▶ YOUR TASK
Gather all lines with "select" from the records.

▶ SUPPLIED MATERIAL
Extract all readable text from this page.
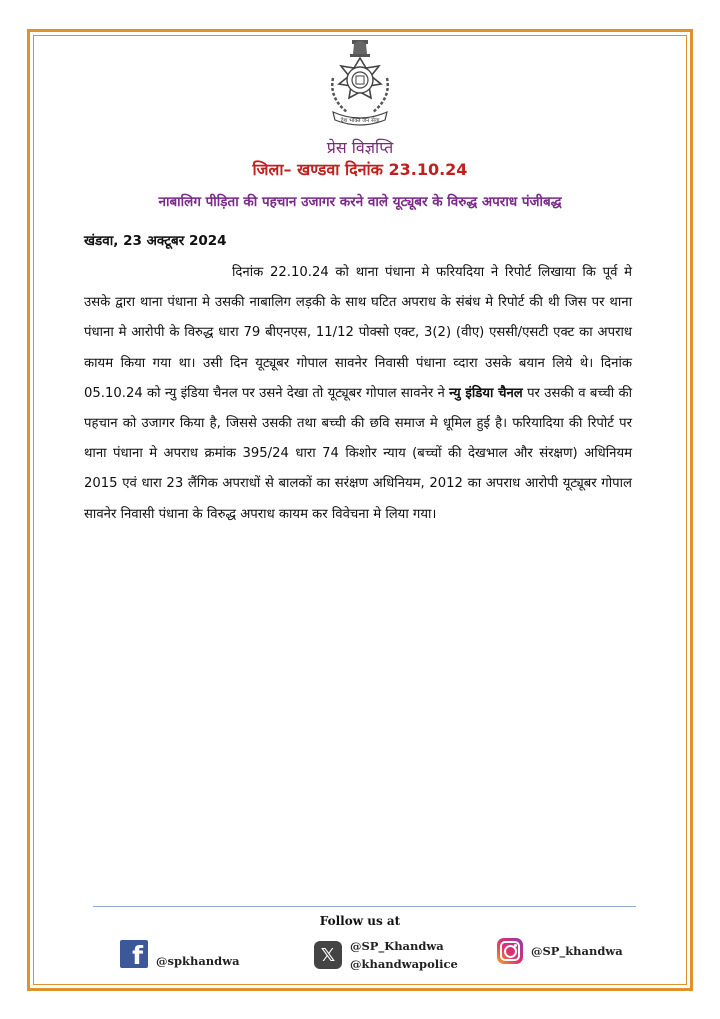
देश भक्ति जन सेवा
प्रेस विज्ञप्ति
जिला– खण्डवा दिनांक 23.10.24
नाबालिग पीड़िता की पहचान उजागर करने वाले यूट्यूबर के विरुद्ध अपराध पंजीबद्ध
खंडवा, 23 अक्टूबर 2024
दिनांक 22.10.24 को थाना पंधाना मे फरियदिया ने रिपोर्ट लिखाया कि पूर्व मे उसके द्वारा थाना पंधाना मे उसकी नाबालिग लड़की के साथ घटित अपराध के संबंध मे रिपोर्ट की थी जिस पर थाना पंधाना मे आरोपी के विरुद्ध धारा 79 बीएनएस, 11/12 पोक्सो एक्ट, 3(2) (वीए) एससी/एसटी एक्ट का अपराध कायम किया गया था। उसी दिन यूट्यूबर गोपाल सावनेर निवासी पंधाना व्दारा उसके बयान लिये थे। दिनांक 05.10.24 को न्यु इंडिया चैनल पर उसने देखा तो यूट्यूबर गोपाल सावनेर ने न्यु इंडिया चैनल पर उसकी व बच्ची की पहचान को उजागर किया है, जिससे उसकी तथा बच्ची की छवि समाज मे धूमिल हुई है। फरियादिया की रिपोर्ट पर थाना पंधाना मे अपराध क्रमांक 395/24 धारा 74 किशोर न्याय (बच्चों की देखभाल और संरक्षण) अधिनियम 2015 एवं धारा 23 लैंगिक अपराधों से बालकों का सरंक्षण अधिनियम, 2012 का अपराध आरोपी यूट्यूबर गोपाल सावनेर निवासी पंधाना के विरुद्ध अपराध कायम कर विवेचना मे लिया गया।
Follow us at
f @spkhandwa	𝕏	@SP_Khandwa
@khandwapolice
@SP_khandwa
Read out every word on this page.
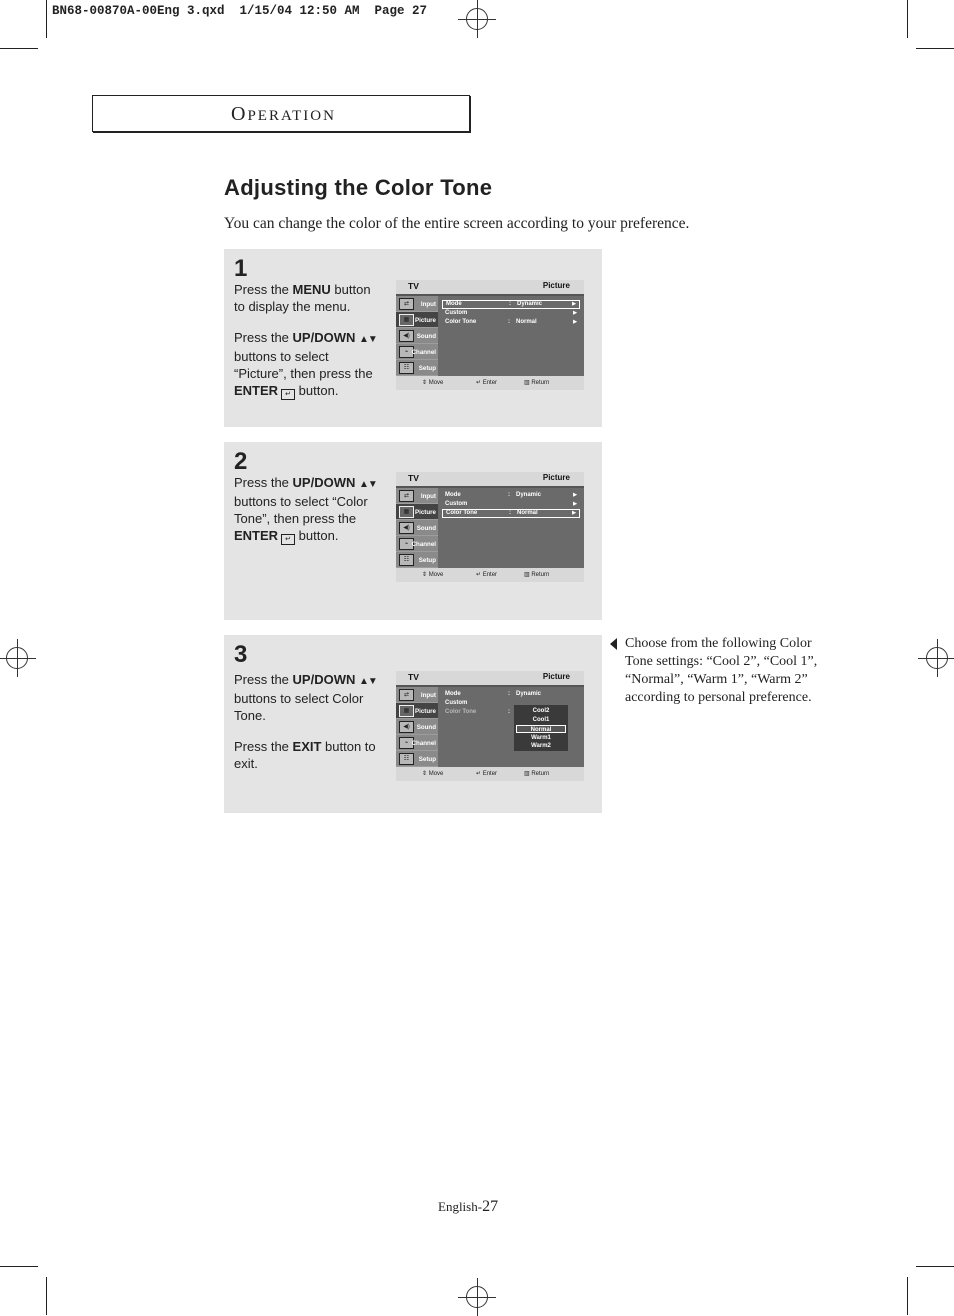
BN68-00870A-00Eng 3.qxd  1/15/04 12:50 AM  Page 27
OPERATION
Adjusting the Color Tone
You can change the color of the entire screen according to your preference.
1

Press the MENU button to display the menu.

Press the UP/DOWN ▲▼ buttons to select “Picture”, then press the ENTER ↵ button.

TV	Picture
⇄	Input
▦ Picture
◀)	Sound
⌁ Channel
☷	Setup
Mode	: Dynamic	▶
Custom	▶
Color Tone	: Normal	▶
⇕ Move	↵ Enter	▥ Return
2

Press the UP/DOWN ▲▼ buttons to select “Color Tone”, then press the ENTER ↵ button.

TV	Picture
⇄	Input
▦ Picture
◀)	Sound
⌁ Channel
☷	Setup
Mode	: Dynamic	▶
Custom	▶
Color Tone	: Normal	▶
⇕ Move	↵ Enter	▥ Return
3

Press the UP/DOWN ▲▼ buttons to select Color Tone.

Press the EXIT button to exit.

TV	Picture
⇄	Input
▦ Picture
◀)	Sound
⌁ Channel
☷	Setup
Mode	: Dynamic
Custom
Color Tone	:	Cool2
Cool1
Normal
Warm1
Warm2
⇕ Move	↵ Enter	▥ Return
Choose from the following Color Tone settings: “Cool 2”, “Cool 1”, “Normal”, “Warm 1”, “Warm 2” according to personal preference.
English-27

▶ RESPONSE FOR THIS EXERCISE
Press the UP/DOWN ▲▼ buttons to select “Picture”, then press the ENTER ↵ button.
Press the UP/DOWN ▲▼ buttons to select “Color Tone”, then press the ENTER ↵ button.
Press the UP/DOWN ▲▼ buttons to select Color Tone.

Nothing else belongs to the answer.